GOAL OF THE EXERCISE:
Exactly reproduce the line containing "Extract all readable text from this page." together with every line after it, through the end of the entries, and give nothing more.

Extracted records:
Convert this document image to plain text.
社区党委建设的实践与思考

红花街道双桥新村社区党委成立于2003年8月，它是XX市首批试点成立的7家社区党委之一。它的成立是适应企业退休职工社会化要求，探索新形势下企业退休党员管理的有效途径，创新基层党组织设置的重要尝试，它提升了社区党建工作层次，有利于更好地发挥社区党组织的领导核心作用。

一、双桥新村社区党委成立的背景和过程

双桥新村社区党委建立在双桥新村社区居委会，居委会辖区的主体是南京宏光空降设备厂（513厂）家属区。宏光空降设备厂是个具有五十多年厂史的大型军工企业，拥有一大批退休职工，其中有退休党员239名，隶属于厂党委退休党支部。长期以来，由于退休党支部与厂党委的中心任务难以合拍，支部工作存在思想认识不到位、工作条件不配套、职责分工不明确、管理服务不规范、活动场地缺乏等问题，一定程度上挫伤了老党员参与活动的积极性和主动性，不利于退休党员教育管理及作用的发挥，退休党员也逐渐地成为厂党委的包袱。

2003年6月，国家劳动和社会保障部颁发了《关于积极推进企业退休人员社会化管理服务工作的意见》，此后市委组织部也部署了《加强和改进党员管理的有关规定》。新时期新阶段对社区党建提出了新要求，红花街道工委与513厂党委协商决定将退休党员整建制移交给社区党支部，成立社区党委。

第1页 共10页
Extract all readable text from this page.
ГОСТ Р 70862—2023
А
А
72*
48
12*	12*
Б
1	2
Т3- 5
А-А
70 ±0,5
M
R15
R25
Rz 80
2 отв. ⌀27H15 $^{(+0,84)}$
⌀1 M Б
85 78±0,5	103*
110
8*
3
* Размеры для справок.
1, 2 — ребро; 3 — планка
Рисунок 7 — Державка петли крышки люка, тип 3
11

OUTPUT OF THE EXERCISE:
Extract all readable text from this page.
ГОСТ Р 70862—2023
А
А
72*
48
12*	12*
Б
1	2
Т3- 5
А-А
70 ±0,5
M
R15
R25
Rz 80
2 отв. ⌀27H15 $^{(+0,84)}$
⌀1 M Б
85 78±0,5	103*
110
8*
3
* Размеры для справок.
1, 2 — ребро; 3 — планка
Рисунок 7 — Державка петли крышки люка, тип 3
11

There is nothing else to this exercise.